##### Source records

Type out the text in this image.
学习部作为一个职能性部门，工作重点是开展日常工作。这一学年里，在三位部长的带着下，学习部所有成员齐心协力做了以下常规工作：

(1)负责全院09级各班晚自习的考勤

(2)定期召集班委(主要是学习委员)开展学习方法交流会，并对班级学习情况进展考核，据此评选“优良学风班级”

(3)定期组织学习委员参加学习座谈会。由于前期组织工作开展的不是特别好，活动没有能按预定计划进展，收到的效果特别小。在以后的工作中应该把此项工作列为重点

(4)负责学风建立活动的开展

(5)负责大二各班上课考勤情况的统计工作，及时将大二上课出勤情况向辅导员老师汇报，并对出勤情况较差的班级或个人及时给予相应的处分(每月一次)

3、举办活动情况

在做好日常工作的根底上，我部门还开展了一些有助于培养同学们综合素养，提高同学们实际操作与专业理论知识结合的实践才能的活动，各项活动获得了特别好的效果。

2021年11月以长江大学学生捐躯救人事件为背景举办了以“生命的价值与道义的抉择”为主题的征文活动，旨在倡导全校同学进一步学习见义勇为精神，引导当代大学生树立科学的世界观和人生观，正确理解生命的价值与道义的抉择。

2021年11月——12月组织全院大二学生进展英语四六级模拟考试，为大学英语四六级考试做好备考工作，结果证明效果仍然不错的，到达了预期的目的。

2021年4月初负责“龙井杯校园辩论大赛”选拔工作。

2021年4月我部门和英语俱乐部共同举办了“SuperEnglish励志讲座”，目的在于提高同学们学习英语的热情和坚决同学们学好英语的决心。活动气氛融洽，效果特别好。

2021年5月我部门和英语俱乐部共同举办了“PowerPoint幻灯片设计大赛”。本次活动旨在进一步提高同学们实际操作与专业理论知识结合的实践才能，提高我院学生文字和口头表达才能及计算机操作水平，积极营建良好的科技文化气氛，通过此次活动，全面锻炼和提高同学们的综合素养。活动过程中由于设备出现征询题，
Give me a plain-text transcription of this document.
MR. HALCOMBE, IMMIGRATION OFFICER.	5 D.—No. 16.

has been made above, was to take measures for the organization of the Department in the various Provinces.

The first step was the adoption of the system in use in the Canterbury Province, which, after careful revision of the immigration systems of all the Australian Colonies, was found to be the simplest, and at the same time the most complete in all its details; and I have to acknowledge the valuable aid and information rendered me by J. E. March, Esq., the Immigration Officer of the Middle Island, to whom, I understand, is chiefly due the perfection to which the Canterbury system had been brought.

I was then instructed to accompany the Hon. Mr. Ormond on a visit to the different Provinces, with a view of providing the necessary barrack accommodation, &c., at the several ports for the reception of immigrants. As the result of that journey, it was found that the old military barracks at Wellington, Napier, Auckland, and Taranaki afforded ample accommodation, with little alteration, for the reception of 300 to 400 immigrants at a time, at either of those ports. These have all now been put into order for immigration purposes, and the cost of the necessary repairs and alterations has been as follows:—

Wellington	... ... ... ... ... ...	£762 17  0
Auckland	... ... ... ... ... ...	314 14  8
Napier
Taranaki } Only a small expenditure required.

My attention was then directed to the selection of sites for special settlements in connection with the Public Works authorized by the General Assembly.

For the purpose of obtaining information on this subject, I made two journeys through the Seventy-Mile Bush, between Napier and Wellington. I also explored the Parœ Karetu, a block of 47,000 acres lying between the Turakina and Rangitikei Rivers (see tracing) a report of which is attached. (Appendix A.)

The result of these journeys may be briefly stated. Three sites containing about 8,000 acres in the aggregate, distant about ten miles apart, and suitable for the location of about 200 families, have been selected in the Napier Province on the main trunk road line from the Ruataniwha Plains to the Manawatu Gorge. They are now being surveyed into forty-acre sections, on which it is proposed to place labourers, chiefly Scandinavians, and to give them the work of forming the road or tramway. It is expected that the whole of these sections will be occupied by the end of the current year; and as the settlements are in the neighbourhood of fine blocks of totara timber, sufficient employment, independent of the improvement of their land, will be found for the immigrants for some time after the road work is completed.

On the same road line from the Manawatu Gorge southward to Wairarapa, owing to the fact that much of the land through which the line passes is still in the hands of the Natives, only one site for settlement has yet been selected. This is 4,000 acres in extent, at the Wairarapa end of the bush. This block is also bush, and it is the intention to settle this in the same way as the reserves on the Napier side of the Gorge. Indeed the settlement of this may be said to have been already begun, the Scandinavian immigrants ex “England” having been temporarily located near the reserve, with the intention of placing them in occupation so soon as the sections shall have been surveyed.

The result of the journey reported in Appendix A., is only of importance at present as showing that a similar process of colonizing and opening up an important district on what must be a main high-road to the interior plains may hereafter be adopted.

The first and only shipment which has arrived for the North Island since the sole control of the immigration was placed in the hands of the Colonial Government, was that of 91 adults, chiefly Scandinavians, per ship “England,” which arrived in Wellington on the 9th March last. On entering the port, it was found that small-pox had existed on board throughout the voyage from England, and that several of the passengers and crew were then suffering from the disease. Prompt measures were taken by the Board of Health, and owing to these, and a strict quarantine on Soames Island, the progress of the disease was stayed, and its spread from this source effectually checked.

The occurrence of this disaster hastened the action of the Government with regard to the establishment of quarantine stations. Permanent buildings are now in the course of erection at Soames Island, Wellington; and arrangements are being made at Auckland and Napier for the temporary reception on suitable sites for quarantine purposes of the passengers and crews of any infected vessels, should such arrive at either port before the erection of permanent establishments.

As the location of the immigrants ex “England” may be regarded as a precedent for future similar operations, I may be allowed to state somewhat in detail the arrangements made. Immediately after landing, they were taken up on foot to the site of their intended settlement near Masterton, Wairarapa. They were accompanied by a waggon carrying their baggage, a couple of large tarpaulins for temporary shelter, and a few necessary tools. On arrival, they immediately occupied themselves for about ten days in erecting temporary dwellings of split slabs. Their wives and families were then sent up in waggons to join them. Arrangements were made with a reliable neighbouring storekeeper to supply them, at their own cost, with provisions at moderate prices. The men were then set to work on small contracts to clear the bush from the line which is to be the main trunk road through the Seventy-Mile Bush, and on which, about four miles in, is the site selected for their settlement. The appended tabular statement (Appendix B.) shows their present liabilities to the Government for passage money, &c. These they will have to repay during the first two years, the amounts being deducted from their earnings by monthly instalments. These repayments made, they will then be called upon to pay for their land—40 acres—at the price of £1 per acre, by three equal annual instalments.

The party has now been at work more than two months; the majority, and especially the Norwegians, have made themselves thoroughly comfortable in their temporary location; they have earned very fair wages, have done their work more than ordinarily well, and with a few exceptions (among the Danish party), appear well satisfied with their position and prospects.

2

##########

Directive: Within the records, how many lines include "text"? The answer is the number and nothing else.

Solution for this exercise: 2